[Aim of the task] Locate every line in the records below that holds the word "type" and return each one.

[Entries provided]
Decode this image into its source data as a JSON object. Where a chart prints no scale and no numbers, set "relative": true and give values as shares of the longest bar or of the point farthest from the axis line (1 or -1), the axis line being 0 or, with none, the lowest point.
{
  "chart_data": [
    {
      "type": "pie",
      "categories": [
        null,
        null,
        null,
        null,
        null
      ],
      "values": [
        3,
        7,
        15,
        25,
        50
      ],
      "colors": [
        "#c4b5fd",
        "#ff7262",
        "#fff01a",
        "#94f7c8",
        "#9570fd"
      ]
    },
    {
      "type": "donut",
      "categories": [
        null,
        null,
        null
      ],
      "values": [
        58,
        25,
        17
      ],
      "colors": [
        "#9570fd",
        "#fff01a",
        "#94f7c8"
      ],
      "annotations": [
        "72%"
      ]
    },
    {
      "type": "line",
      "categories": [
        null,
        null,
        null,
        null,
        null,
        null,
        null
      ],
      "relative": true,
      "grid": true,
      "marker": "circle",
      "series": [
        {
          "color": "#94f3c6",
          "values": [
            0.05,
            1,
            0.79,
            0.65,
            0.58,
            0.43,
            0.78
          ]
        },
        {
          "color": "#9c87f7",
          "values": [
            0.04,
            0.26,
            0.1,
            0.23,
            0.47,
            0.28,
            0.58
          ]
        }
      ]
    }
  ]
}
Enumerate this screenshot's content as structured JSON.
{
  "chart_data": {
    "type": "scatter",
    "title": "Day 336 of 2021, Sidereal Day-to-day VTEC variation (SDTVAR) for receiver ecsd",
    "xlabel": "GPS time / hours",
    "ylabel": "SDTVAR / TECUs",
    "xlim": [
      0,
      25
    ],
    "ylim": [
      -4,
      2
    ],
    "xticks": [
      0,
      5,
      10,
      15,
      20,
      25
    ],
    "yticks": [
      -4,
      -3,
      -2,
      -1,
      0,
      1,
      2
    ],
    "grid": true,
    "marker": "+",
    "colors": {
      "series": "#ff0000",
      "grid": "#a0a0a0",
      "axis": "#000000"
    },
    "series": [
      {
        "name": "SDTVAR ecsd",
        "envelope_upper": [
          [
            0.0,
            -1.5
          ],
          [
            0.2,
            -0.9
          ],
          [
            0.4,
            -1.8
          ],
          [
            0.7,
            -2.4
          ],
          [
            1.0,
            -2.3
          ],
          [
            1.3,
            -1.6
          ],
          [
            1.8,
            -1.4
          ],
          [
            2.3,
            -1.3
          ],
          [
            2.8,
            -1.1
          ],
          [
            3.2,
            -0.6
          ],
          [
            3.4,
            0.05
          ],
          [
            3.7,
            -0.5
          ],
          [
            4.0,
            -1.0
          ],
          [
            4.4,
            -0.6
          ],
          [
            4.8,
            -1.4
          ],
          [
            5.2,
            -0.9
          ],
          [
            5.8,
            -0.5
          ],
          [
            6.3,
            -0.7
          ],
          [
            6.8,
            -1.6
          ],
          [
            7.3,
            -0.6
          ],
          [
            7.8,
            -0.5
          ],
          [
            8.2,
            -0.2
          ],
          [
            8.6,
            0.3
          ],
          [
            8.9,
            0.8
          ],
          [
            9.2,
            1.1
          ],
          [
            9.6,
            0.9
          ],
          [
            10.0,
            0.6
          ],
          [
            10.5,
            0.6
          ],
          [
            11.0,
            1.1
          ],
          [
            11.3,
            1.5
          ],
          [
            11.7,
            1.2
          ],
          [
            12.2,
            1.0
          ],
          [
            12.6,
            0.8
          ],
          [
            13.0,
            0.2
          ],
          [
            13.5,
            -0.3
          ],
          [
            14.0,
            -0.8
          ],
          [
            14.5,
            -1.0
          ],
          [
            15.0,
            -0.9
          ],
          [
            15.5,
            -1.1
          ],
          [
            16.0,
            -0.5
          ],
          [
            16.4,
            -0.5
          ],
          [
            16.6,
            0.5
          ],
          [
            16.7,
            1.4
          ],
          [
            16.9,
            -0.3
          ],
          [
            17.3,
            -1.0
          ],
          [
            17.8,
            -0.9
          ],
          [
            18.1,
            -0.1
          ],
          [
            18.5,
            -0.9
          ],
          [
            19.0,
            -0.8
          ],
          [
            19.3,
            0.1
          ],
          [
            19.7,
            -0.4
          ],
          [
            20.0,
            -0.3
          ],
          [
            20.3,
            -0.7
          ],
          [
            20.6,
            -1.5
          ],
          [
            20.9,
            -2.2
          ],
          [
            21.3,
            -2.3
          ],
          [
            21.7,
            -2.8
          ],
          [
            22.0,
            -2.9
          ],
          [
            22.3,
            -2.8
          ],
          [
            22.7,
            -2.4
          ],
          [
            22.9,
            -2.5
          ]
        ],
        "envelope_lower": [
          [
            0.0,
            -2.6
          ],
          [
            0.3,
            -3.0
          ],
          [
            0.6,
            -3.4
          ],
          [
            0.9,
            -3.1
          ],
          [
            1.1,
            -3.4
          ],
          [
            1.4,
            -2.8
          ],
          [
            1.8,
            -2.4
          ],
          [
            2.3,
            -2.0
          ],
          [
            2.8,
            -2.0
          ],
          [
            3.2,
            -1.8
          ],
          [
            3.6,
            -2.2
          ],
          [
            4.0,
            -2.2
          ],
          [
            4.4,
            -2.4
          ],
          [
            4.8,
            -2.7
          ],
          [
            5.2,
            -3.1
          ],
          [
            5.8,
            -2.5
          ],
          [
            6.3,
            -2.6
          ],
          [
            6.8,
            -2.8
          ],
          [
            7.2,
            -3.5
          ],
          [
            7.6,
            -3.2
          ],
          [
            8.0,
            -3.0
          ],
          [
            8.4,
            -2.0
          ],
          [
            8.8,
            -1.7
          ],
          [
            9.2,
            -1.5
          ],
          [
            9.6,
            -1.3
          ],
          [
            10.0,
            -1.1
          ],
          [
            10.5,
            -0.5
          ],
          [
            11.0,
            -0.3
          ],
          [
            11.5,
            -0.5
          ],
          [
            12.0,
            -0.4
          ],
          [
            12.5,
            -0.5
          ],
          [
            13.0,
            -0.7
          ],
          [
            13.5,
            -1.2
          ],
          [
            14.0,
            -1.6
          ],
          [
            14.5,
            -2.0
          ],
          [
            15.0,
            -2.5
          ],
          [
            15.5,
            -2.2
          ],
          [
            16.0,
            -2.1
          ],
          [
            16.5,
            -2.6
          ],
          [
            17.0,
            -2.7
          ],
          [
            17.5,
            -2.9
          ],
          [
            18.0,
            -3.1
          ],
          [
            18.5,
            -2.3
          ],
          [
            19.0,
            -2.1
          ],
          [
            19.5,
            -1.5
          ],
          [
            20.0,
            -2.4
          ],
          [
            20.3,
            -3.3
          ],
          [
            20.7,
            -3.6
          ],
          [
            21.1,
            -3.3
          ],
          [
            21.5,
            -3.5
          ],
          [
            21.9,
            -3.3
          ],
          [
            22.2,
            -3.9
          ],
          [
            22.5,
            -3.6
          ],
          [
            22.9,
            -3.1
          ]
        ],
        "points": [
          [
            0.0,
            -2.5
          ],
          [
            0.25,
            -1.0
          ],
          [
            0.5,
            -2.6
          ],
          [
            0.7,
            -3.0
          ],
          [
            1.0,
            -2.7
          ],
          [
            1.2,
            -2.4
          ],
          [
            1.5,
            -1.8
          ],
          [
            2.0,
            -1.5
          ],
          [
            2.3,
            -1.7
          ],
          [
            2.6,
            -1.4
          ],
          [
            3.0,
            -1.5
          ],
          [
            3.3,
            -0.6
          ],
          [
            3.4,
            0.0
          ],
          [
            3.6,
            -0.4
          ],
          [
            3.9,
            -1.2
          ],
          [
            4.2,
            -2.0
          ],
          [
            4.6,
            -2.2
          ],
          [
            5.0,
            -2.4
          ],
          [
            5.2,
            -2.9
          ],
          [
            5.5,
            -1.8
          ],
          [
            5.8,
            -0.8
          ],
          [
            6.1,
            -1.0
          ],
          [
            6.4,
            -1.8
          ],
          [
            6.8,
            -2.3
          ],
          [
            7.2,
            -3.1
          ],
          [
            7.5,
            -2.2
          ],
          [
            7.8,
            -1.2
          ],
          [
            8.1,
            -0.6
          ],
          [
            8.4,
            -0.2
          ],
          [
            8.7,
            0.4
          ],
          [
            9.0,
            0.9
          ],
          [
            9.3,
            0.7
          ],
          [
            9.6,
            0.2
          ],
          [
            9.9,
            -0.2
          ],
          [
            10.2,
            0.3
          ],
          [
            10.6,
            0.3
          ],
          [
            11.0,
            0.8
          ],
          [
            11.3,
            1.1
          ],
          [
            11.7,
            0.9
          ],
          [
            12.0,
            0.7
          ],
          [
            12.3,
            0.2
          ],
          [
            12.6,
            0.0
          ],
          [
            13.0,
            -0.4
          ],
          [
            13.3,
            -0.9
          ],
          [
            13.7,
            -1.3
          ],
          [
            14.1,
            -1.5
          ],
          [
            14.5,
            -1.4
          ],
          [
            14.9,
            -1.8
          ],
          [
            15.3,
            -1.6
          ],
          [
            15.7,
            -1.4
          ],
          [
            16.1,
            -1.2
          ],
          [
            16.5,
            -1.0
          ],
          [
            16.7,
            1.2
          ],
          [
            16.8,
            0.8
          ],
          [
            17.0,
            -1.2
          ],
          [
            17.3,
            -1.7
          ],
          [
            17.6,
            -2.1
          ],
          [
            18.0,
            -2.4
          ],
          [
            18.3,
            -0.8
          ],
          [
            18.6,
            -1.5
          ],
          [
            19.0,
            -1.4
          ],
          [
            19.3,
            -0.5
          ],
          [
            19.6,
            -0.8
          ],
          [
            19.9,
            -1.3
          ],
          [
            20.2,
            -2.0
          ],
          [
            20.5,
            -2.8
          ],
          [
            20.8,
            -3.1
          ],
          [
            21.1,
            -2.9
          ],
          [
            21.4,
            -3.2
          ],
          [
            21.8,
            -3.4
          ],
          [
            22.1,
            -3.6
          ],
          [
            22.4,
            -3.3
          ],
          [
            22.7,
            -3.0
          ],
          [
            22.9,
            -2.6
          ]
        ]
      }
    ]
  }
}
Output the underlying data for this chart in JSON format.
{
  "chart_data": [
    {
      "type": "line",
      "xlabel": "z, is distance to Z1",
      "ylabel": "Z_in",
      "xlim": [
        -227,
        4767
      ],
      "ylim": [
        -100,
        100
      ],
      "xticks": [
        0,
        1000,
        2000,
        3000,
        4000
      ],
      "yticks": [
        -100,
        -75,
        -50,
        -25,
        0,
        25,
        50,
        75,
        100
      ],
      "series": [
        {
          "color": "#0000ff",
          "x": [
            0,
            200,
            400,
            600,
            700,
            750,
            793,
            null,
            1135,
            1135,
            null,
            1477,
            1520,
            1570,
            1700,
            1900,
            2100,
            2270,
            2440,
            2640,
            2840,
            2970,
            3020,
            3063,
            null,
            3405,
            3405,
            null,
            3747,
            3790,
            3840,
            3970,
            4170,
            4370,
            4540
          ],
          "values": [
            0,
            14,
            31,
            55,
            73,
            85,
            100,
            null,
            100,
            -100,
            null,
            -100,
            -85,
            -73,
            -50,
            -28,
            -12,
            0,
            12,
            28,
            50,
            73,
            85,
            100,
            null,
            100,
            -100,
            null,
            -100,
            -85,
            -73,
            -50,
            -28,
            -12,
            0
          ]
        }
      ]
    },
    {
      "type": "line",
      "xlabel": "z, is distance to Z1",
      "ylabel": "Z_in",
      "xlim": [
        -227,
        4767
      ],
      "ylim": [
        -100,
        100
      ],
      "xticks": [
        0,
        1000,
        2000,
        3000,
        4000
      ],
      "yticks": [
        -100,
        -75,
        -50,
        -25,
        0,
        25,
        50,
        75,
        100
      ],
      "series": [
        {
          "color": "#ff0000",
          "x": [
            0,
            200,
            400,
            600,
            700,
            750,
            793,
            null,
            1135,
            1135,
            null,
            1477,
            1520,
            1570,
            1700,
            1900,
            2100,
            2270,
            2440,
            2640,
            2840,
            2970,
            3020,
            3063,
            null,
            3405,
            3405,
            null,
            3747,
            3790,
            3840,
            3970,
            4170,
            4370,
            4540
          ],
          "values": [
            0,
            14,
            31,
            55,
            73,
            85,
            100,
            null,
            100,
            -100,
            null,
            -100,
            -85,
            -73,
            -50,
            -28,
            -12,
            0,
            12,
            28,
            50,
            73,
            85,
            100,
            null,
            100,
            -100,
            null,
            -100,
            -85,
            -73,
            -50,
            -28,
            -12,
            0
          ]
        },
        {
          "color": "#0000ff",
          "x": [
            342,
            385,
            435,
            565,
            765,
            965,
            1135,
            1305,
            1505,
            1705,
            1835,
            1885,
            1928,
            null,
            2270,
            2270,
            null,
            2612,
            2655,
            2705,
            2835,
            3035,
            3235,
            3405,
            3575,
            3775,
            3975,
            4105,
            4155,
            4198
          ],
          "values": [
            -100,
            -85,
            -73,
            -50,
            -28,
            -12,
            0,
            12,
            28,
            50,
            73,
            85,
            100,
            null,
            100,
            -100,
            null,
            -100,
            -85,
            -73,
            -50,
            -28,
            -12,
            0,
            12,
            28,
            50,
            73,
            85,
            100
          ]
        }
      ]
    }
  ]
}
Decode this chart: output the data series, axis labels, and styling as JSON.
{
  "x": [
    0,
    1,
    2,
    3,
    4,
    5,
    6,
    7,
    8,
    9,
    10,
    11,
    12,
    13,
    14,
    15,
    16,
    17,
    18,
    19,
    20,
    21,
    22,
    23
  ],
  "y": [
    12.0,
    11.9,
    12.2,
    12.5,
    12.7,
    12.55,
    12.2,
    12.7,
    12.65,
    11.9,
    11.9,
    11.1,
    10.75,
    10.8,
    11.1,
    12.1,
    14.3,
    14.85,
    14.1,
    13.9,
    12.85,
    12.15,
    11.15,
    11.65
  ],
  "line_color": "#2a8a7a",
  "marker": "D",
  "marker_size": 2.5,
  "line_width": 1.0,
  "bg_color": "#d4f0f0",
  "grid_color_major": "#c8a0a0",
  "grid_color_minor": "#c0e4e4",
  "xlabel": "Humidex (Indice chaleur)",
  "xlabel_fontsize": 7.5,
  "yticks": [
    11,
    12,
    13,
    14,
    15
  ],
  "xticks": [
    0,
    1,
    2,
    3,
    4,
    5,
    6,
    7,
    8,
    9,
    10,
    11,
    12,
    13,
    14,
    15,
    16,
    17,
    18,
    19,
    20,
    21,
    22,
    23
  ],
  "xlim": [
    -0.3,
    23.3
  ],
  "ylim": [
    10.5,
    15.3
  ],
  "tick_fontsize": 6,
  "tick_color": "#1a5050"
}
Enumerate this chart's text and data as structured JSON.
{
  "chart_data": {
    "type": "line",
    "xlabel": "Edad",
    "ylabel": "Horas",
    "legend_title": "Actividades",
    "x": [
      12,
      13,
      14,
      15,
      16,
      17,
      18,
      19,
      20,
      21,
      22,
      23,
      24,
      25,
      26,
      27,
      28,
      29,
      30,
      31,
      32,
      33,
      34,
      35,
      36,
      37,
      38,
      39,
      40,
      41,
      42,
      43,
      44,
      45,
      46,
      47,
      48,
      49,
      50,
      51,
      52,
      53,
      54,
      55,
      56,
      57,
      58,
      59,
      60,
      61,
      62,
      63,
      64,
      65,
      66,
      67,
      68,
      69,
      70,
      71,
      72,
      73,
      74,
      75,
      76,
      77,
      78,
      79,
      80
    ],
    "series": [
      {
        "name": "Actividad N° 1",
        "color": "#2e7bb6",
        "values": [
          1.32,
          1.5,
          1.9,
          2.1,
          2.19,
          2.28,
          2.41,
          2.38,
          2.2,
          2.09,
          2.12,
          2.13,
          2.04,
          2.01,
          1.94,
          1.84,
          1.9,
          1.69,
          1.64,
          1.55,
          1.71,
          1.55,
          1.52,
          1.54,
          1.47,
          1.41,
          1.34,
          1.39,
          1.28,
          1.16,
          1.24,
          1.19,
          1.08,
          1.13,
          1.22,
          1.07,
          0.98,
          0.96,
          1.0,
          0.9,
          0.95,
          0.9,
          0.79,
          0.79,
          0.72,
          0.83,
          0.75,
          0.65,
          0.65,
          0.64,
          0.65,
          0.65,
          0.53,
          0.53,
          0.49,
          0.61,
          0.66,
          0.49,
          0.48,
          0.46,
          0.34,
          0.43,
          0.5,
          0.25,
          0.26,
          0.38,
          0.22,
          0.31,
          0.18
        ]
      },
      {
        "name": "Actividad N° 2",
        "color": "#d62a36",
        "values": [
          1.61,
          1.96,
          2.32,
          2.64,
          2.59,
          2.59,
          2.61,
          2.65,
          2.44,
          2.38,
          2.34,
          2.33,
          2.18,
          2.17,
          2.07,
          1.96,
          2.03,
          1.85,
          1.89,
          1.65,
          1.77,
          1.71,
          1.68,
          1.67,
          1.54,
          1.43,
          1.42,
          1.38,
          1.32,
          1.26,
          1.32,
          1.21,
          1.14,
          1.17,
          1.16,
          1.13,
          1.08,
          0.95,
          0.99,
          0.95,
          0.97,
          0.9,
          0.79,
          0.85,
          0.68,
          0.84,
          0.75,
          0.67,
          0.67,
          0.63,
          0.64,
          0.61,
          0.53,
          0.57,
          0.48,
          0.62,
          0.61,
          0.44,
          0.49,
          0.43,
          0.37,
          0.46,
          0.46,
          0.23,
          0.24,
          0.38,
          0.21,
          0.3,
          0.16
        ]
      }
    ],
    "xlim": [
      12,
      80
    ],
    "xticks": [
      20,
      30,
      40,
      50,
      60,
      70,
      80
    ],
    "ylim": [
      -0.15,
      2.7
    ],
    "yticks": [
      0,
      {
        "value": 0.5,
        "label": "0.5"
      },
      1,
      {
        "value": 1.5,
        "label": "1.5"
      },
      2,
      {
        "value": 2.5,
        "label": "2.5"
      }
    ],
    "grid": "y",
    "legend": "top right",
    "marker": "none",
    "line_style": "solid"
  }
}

[Solution for this problem]
      "type": "pie",
      "type": "donut",
      "type": "line",
    "type": "scatter",
      "type": "line",
      "type": "line",
    "type": "line",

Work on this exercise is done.